Start of Task input

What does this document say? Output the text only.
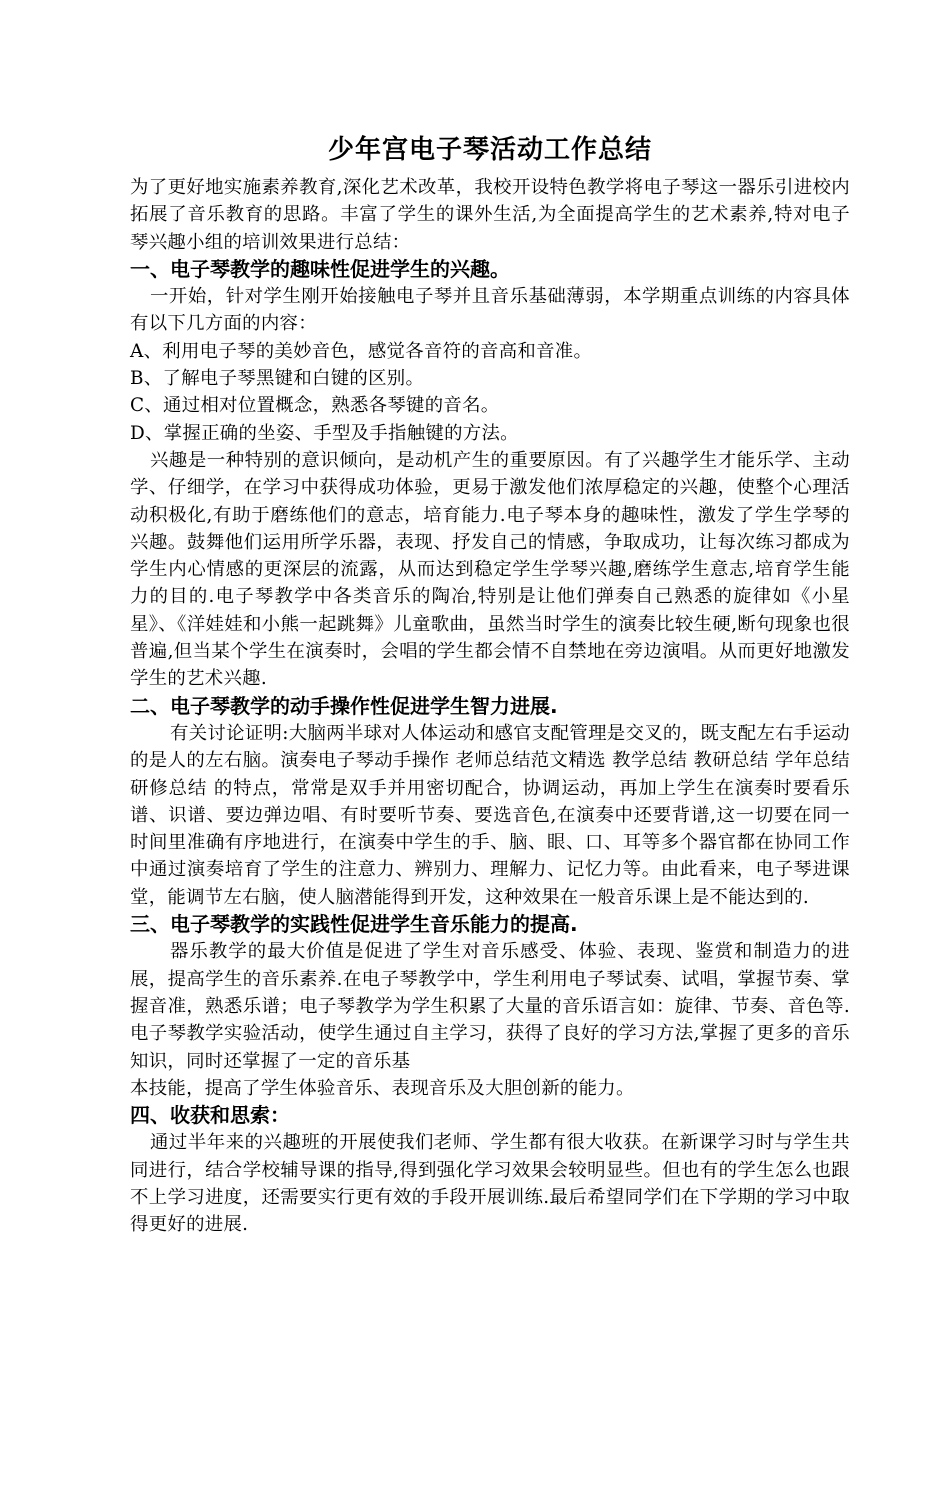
少年宫电子琴活动工作总结

为了更好地实施素养教育,深化艺术改革，我校开设特色教学将电子琴这一器乐引进校内拓展了音乐教育的思路。丰富了学生的课外生活,为全面提高学生的艺术素养,特对电子琴兴趣小组的培训效果进行总结：

一、电子琴教学的趣味性促进学生的兴趣。

一开始，针对学生刚开始接触电子琴并且音乐基础薄弱，本学期重点训练的内容具体有以下几方面的内容：

A、利用电子琴的美妙音色，感觉各音符的音高和音准。

B、了解电子琴黑键和白键的区别。

C、通过相对位置概念，熟悉各琴键的音名。

D、掌握正确的坐姿、手型及手指触键的方法。

兴趣是一种特别的意识倾向，是动机产生的重要原因。有了兴趣学生才能乐学、主动学、仔细学，在学习中获得成功体验，更易于激发他们浓厚稳定的兴趣，使整个心理活动积极化,有助于磨练他们的意志，培育能力.电子琴本身的趣味性，激发了学生学琴的兴趣。鼓舞他们运用所学乐器，表现、抒发自己的情感，争取成功，让每次练习都成为学生内心情感的更深层的流露，从而达到稳定学生学琴兴趣,磨练学生意志,培育学生能力的目的.电子琴教学中各类音乐的陶冶,特别是让他们弹奏自己熟悉的旋律如《小星星》、《洋娃娃和小熊一起跳舞》儿童歌曲，虽然当时学生的演奏比较生硬,断句现象也很普遍,但当某个学生在演奏时，会唱的学生都会情不自禁地在旁边演唱。从而更好地激发学生的艺术兴趣.

二、电子琴教学的动手操作性促进学生智力进展.

有关讨论证明:大脑两半球对人体运动和感官支配管理是交叉的，既支配左右手运动的是人的左右脑。演奏电子琴动手操作 老师总结范文精选 教学总结 教研总结 学年总结 研修总结 的特点，常常是双手并用密切配合，协调运动，再加上学生在演奏时要看乐谱、识谱、要边弹边唱、有时要听节奏、要选音色,在演奏中还要背谱,这一切要在同一时间里准确有序地进行，在演奏中学生的手、脑、眼、口、耳等多个器官都在协同工作中通过演奏培育了学生的注意力、辨别力、理解力、记忆力等。由此看来，电子琴进课堂，能调节左右脑，使人脑潜能得到开发，这种效果在一般音乐课上是不能达到的.

三、电子琴教学的实践性促进学生音乐能力的提高.

器乐教学的最大价值是促进了学生对音乐感受、体验、表现、鉴赏和制造力的进展，提高学生的音乐素养.在电子琴教学中，学生利用电子琴试奏、试唱，掌握节奏、掌握音准，熟悉乐谱；电子琴教学为学生积累了大量的音乐语言如：旋律、节奏、音色等.电子琴教学实验活动，使学生通过自主学习，获得了良好的学习方法,掌握了更多的音乐知识，同时还掌握了一定的音乐基

本技能，提高了学生体验音乐、表现音乐及大胆创新的能力。

四、收获和思索：

通过半年来的兴趣班的开展使我们老师、学生都有很大收获。在新课学习时与学生共同进行，结合学校辅导课的指导,得到强化学习效果会较明显些。但也有的学生怎么也跟不上学习进度，还需要实行更有效的手段开展训练.最后希望同学们在下学期的学习中取得更好的进展.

End of Task input

Problem details: Copy every line of the data exactly as written, excluding the pictures.

Task answer:
What does this document say? Output the text only.
少年宫电子琴活动工作总结

为了更好地实施素养教育,深化艺术改革，我校开设特色教学将电子琴这一器乐引进校内拓展了音乐教育的思路。丰富了学生的课外生活,为全面提高学生的艺术素养,特对电子琴兴趣小组的培训效果进行总结：

一、电子琴教学的趣味性促进学生的兴趣。

一开始，针对学生刚开始接触电子琴并且音乐基础薄弱，本学期重点训练的内容具体有以下几方面的内容：

A、利用电子琴的美妙音色，感觉各音符的音高和音准。

B、了解电子琴黑键和白键的区别。

C、通过相对位置概念，熟悉各琴键的音名。

D、掌握正确的坐姿、手型及手指触键的方法。

兴趣是一种特别的意识倾向，是动机产生的重要原因。有了兴趣学生才能乐学、主动学、仔细学，在学习中获得成功体验，更易于激发他们浓厚稳定的兴趣，使整个心理活动积极化,有助于磨练他们的意志，培育能力.电子琴本身的趣味性，激发了学生学琴的兴趣。鼓舞他们运用所学乐器，表现、抒发自己的情感，争取成功，让每次练习都成为学生内心情感的更深层的流露，从而达到稳定学生学琴兴趣,磨练学生意志,培育学生能力的目的.电子琴教学中各类音乐的陶冶,特别是让他们弹奏自己熟悉的旋律如《小星星》、《洋娃娃和小熊一起跳舞》儿童歌曲，虽然当时学生的演奏比较生硬,断句现象也很普遍,但当某个学生在演奏时，会唱的学生都会情不自禁地在旁边演唱。从而更好地激发学生的艺术兴趣.

二、电子琴教学的动手操作性促进学生智力进展.

有关讨论证明:大脑两半球对人体运动和感官支配管理是交叉的，既支配左右手运动的是人的左右脑。演奏电子琴动手操作 老师总结范文精选 教学总结 教研总结 学年总结 研修总结 的特点，常常是双手并用密切配合，协调运动，再加上学生在演奏时要看乐谱、识谱、要边弹边唱、有时要听节奏、要选音色,在演奏中还要背谱,这一切要在同一时间里准确有序地进行，在演奏中学生的手、脑、眼、口、耳等多个器官都在协同工作中通过演奏培育了学生的注意力、辨别力、理解力、记忆力等。由此看来，电子琴进课堂，能调节左右脑，使人脑潜能得到开发，这种效果在一般音乐课上是不能达到的.

三、电子琴教学的实践性促进学生音乐能力的提高.

器乐教学的最大价值是促进了学生对音乐感受、体验、表现、鉴赏和制造力的进展，提高学生的音乐素养.在电子琴教学中，学生利用电子琴试奏、试唱，掌握节奏、掌握音准，熟悉乐谱；电子琴教学为学生积累了大量的音乐语言如：旋律、节奏、音色等.电子琴教学实验活动，使学生通过自主学习，获得了良好的学习方法,掌握了更多的音乐知识，同时还掌握了一定的音乐基

本技能，提高了学生体验音乐、表现音乐及大胆创新的能力。

四、收获和思索：

通过半年来的兴趣班的开展使我们老师、学生都有很大收获。在新课学习时与学生共同进行，结合学校辅导课的指导,得到强化学习效果会较明显些。但也有的学生怎么也跟不上学习进度，还需要实行更有效的手段开展训练.最后希望同学们在下学期的学习中取得更好的进展.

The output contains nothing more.